* _PROBLEM TO SOLVE_: Reproduce all entries precisely, down to the last character.

--- start of RECORD SET ---

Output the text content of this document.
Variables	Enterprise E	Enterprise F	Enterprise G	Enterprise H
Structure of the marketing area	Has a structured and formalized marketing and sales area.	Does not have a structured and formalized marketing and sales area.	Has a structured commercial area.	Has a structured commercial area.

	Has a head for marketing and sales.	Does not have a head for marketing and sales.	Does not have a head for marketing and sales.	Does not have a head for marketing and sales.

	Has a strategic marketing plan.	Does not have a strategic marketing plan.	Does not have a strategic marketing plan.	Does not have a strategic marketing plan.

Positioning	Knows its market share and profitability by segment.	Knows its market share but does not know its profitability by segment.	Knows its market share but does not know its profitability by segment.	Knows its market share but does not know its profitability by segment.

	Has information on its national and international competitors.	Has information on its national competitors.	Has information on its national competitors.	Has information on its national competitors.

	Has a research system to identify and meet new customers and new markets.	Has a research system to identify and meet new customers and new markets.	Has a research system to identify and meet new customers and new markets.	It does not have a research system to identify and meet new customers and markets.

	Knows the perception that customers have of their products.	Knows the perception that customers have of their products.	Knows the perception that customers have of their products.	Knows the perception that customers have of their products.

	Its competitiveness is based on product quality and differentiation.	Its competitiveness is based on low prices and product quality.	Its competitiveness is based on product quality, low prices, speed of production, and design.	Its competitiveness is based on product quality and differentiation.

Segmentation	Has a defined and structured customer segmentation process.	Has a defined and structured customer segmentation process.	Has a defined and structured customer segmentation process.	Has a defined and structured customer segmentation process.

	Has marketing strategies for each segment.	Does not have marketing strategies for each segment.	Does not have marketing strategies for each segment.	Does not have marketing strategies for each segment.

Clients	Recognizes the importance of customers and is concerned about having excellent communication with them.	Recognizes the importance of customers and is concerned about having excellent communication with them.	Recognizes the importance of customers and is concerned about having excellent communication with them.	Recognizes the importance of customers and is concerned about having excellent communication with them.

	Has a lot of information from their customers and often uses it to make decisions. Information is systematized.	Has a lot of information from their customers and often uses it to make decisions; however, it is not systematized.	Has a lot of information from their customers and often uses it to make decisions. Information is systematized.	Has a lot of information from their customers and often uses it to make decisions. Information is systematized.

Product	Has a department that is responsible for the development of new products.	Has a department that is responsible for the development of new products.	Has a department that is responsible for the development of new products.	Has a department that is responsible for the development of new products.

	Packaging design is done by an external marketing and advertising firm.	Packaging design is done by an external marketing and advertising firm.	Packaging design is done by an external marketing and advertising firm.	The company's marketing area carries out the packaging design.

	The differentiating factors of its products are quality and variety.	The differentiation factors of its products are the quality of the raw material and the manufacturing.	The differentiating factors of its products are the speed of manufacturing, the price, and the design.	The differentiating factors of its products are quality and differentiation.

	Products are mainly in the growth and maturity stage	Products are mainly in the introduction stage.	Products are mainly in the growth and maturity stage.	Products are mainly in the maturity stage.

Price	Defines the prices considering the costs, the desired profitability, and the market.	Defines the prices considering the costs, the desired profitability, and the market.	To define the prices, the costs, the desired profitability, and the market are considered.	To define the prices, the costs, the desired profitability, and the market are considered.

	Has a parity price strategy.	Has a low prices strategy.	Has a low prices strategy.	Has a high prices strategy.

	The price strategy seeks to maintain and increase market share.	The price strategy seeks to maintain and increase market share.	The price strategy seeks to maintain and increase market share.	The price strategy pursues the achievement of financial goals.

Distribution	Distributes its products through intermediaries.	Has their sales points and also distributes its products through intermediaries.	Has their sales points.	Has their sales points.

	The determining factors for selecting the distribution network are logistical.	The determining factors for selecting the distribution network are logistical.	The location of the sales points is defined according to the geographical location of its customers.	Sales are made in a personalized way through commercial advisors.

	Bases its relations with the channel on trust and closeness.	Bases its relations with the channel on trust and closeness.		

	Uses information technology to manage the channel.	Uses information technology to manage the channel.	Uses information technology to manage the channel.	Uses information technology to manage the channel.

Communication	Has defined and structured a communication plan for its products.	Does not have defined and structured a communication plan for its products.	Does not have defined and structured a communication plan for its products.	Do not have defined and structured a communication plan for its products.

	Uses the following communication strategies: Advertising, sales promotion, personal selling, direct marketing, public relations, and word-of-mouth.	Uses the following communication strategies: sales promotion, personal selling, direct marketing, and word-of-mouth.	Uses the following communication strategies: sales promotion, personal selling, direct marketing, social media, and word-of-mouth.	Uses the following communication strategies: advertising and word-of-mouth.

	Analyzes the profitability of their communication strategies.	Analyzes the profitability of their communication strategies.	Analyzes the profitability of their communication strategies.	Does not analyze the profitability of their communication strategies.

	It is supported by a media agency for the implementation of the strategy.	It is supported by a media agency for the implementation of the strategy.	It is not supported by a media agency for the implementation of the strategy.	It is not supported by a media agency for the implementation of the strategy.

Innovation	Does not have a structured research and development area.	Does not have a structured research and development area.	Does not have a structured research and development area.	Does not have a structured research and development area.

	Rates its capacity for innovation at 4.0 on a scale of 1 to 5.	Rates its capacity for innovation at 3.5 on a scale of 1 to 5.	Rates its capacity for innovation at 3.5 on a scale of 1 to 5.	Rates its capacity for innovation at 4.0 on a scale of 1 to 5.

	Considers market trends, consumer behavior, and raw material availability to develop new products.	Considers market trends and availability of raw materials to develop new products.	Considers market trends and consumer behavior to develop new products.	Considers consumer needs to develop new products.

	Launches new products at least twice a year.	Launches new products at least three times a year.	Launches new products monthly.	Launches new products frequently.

--- end of RECORD SET ---

* _OUTPUT BELOW_:
Output the text content of this document.
Variables	Enterprise E	Enterprise F	Enterprise G	Enterprise H
Structure of the marketing area	Has a structured and formalized marketing and sales area.	Does not have a structured and formalized marketing and sales area.	Has a structured commercial area.	Has a structured commercial area.

	Has a head for marketing and sales.	Does not have a head for marketing and sales.	Does not have a head for marketing and sales.	Does not have a head for marketing and sales.

	Has a strategic marketing plan.	Does not have a strategic marketing plan.	Does not have a strategic marketing plan.	Does not have a strategic marketing plan.

Positioning	Knows its market share and profitability by segment.	Knows its market share but does not know its profitability by segment.	Knows its market share but does not know its profitability by segment.	Knows its market share but does not know its profitability by segment.

	Has information on its national and international competitors.	Has information on its national competitors.	Has information on its national competitors.	Has information on its national competitors.

	Has a research system to identify and meet new customers and new markets.	Has a research system to identify and meet new customers and new markets.	Has a research system to identify and meet new customers and new markets.	It does not have a research system to identify and meet new customers and markets.

	Knows the perception that customers have of their products.	Knows the perception that customers have of their products.	Knows the perception that customers have of their products.	Knows the perception that customers have of their products.

	Its competitiveness is based on product quality and differentiation.	Its competitiveness is based on low prices and product quality.	Its competitiveness is based on product quality, low prices, speed of production, and design.	Its competitiveness is based on product quality and differentiation.

Segmentation	Has a defined and structured customer segmentation process.	Has a defined and structured customer segmentation process.	Has a defined and structured customer segmentation process.	Has a defined and structured customer segmentation process.

	Has marketing strategies for each segment.	Does not have marketing strategies for each segment.	Does not have marketing strategies for each segment.	Does not have marketing strategies for each segment.

Clients	Recognizes the importance of customers and is concerned about having excellent communication with them.	Recognizes the importance of customers and is concerned about having excellent communication with them.	Recognizes the importance of customers and is concerned about having excellent communication with them.	Recognizes the importance of customers and is concerned about having excellent communication with them.

	Has a lot of information from their customers and often uses it to make decisions. Information is systematized.	Has a lot of information from their customers and often uses it to make decisions; however, it is not systematized.	Has a lot of information from their customers and often uses it to make decisions. Information is systematized.	Has a lot of information from their customers and often uses it to make decisions. Information is systematized.

Product	Has a department that is responsible for the development of new products.	Has a department that is responsible for the development of new products.	Has a department that is responsible for the development of new products.	Has a department that is responsible for the development of new products.

	Packaging design is done by an external marketing and advertising firm.	Packaging design is done by an external marketing and advertising firm.	Packaging design is done by an external marketing and advertising firm.	The company's marketing area carries out the packaging design.

	The differentiating factors of its products are quality and variety.	The differentiation factors of its products are the quality of the raw material and the manufacturing.	The differentiating factors of its products are the speed of manufacturing, the price, and the design.	The differentiating factors of its products are quality and differentiation.

	Products are mainly in the growth and maturity stage	Products are mainly in the introduction stage.	Products are mainly in the growth and maturity stage.	Products are mainly in the maturity stage.

Price	Defines the prices considering the costs, the desired profitability, and the market.	Defines the prices considering the costs, the desired profitability, and the market.	To define the prices, the costs, the desired profitability, and the market are considered.	To define the prices, the costs, the desired profitability, and the market are considered.

	Has a parity price strategy.	Has a low prices strategy.	Has a low prices strategy.	Has a high prices strategy.

	The price strategy seeks to maintain and increase market share.	The price strategy seeks to maintain and increase market share.	The price strategy seeks to maintain and increase market share.	The price strategy pursues the achievement of financial goals.

Distribution	Distributes its products through intermediaries.	Has their sales points and also distributes its products through intermediaries.	Has their sales points.	Has their sales points.

	The determining factors for selecting the distribution network are logistical.	The determining factors for selecting the distribution network are logistical.	The location of the sales points is defined according to the geographical location of its customers.	Sales are made in a personalized way through commercial advisors.

	Bases its relations with the channel on trust and closeness.	Bases its relations with the channel on trust and closeness.		

	Uses information technology to manage the channel.	Uses information technology to manage the channel.	Uses information technology to manage the channel.	Uses information technology to manage the channel.

Communication	Has defined and structured a communication plan for its products.	Does not have defined and structured a communication plan for its products.	Does not have defined and structured a communication plan for its products.	Do not have defined and structured a communication plan for its products.

	Uses the following communication strategies: Advertising, sales promotion, personal selling, direct marketing, public relations, and word-of-mouth.	Uses the following communication strategies: sales promotion, personal selling, direct marketing, and word-of-mouth.	Uses the following communication strategies: sales promotion, personal selling, direct marketing, social media, and word-of-mouth.	Uses the following communication strategies: advertising and word-of-mouth.

	Analyzes the profitability of their communication strategies.	Analyzes the profitability of their communication strategies.	Analyzes the profitability of their communication strategies.	Does not analyze the profitability of their communication strategies.

	It is supported by a media agency for the implementation of the strategy.	It is supported by a media agency for the implementation of the strategy.	It is not supported by a media agency for the implementation of the strategy.	It is not supported by a media agency for the implementation of the strategy.

Innovation	Does not have a structured research and development area.	Does not have a structured research and development area.	Does not have a structured research and development area.	Does not have a structured research and development area.

	Rates its capacity for innovation at 4.0 on a scale of 1 to 5.	Rates its capacity for innovation at 3.5 on a scale of 1 to 5.	Rates its capacity for innovation at 3.5 on a scale of 1 to 5.	Rates its capacity for innovation at 4.0 on a scale of 1 to 5.

	Considers market trends, consumer behavior, and raw material availability to develop new products.	Considers market trends and availability of raw materials to develop new products.	Considers market trends and consumer behavior to develop new products.	Considers consumer needs to develop new products.

	Launches new products at least twice a year.	Launches new products at least three times a year.	Launches new products monthly.	Launches new products frequently.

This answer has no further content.